◆ Requirements ◆
For each line below that includes the word "manual", make a copy.

— Start Dataset —

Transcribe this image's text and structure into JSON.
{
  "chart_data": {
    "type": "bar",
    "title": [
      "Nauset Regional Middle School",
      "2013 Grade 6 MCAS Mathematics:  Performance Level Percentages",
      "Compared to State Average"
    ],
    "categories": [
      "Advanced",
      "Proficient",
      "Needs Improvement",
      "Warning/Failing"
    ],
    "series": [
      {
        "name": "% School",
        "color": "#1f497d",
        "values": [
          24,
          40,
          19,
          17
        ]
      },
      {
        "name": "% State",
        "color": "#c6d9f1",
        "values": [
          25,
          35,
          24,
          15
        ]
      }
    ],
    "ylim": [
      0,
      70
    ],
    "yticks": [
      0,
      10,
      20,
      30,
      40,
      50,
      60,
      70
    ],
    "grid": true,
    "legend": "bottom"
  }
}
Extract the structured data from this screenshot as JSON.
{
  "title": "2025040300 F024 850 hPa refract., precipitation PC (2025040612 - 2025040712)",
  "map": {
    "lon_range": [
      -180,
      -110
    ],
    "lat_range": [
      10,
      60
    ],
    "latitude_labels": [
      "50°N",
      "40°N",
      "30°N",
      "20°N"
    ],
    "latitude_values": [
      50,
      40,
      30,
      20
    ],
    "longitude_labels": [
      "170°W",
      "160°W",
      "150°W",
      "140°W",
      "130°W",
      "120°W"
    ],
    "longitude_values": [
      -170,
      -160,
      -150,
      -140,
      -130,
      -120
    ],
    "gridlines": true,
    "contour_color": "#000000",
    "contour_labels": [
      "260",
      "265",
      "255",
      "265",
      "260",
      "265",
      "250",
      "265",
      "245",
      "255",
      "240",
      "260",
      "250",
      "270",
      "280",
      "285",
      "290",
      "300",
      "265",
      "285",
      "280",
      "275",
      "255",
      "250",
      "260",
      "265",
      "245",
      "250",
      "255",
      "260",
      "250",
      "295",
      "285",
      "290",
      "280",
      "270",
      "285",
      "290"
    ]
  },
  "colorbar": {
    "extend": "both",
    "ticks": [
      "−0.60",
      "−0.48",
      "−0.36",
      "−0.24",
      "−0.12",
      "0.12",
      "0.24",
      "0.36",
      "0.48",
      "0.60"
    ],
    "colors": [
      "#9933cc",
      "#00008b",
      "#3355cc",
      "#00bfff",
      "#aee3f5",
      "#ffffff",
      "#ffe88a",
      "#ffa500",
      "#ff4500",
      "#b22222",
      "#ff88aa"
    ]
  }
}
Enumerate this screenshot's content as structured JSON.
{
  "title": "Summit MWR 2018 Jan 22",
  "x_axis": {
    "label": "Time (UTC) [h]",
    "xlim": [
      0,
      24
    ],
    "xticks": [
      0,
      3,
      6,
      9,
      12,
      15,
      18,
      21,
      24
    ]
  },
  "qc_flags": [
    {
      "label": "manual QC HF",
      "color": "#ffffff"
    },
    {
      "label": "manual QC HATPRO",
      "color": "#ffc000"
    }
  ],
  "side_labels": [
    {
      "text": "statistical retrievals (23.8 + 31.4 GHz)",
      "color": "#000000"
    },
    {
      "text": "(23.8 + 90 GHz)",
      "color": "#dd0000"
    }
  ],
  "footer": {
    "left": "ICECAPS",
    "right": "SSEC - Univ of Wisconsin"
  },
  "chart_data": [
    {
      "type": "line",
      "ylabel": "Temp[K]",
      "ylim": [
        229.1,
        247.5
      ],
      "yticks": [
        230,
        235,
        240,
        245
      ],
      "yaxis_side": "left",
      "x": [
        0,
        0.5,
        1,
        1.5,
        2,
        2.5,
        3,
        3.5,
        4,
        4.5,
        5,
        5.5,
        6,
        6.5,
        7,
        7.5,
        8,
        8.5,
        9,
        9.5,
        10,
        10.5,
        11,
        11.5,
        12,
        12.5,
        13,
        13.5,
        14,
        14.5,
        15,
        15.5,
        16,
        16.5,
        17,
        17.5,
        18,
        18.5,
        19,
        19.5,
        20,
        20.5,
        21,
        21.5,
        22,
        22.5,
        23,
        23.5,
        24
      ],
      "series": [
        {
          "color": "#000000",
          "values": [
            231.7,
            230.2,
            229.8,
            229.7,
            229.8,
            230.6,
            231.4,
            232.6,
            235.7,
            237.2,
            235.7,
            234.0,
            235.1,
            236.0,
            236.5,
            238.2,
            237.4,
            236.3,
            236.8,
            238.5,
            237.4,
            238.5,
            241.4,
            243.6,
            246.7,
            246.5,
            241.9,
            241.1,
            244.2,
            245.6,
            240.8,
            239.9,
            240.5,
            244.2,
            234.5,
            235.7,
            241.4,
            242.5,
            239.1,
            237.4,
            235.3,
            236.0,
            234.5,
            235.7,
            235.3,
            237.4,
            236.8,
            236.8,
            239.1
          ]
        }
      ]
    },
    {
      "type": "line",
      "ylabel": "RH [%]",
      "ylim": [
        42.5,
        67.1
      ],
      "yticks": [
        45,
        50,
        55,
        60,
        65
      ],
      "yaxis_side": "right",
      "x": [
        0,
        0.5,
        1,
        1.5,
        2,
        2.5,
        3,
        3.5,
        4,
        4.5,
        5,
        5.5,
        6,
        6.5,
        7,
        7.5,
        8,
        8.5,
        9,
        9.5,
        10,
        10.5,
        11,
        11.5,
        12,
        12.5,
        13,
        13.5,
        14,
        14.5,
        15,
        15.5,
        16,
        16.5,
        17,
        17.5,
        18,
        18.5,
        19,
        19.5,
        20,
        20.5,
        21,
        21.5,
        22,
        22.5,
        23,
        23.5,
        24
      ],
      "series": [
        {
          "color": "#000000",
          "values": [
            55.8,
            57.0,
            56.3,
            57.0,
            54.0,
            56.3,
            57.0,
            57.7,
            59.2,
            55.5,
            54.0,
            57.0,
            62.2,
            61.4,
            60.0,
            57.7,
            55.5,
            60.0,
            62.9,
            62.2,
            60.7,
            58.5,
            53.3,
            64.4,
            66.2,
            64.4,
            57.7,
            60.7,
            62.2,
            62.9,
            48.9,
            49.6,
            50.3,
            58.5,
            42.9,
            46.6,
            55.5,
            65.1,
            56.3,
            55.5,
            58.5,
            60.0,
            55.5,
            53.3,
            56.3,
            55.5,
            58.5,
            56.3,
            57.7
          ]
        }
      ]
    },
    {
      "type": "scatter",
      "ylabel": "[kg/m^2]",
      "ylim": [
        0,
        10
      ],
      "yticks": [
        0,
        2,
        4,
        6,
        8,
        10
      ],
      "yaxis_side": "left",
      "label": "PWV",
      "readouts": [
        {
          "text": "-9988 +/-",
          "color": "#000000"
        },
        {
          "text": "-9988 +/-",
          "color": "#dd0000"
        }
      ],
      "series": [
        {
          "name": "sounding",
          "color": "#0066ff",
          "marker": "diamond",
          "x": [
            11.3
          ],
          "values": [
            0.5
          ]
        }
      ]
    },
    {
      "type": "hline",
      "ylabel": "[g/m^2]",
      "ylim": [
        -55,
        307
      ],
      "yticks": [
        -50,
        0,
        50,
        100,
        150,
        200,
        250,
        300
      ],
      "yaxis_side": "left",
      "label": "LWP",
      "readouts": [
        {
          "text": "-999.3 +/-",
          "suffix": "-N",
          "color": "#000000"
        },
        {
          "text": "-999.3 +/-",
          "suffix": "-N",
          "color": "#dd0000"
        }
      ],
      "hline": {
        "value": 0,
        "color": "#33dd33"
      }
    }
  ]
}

— End Dataset —

◆ Full solution ◆
      "label": "manual QC HF",
      "label": "manual QC HATPRO",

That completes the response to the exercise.